+++ EXERCISE MATERIAL
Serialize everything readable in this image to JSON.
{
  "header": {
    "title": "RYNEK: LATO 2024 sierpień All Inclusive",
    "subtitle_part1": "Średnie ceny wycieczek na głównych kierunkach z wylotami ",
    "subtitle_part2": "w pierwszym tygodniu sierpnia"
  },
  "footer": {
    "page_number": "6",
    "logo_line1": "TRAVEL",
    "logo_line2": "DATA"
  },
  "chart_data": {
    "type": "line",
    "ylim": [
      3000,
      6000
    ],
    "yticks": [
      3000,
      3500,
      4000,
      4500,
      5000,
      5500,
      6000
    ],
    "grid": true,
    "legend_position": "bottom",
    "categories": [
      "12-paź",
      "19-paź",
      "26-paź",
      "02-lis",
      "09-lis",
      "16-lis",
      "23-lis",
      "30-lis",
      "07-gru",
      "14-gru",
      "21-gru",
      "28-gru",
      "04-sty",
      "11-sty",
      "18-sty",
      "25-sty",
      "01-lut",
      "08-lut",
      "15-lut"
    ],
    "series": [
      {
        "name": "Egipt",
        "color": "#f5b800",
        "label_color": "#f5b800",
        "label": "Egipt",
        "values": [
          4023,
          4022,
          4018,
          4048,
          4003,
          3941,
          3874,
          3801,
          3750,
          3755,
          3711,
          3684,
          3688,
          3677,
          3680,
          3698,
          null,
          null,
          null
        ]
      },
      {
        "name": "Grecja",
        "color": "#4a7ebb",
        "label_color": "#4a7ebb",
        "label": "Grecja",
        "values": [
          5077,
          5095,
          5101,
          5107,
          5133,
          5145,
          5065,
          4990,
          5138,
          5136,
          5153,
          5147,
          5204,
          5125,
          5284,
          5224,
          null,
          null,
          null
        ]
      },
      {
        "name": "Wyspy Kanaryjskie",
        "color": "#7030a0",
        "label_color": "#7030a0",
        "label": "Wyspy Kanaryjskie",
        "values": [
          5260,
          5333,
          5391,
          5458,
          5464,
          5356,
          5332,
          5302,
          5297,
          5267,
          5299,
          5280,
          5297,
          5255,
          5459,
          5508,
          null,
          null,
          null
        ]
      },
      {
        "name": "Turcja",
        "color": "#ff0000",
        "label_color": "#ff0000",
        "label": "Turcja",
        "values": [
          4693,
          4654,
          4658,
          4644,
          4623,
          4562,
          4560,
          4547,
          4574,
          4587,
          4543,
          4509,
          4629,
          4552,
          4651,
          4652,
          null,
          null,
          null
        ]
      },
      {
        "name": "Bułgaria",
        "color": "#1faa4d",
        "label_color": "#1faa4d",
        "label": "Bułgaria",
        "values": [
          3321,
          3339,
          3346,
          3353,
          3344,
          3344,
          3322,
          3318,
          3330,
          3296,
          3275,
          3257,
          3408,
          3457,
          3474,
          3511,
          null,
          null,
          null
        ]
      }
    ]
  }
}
++++++
WORK INSTRUCTIONS.
Return all lines of the material above in which the word "Kanaryjskie" occurs.

ANSWER IN FULL.
        "name": "Wyspy Kanaryjskie",
        "label": "Wyspy Kanaryjskie",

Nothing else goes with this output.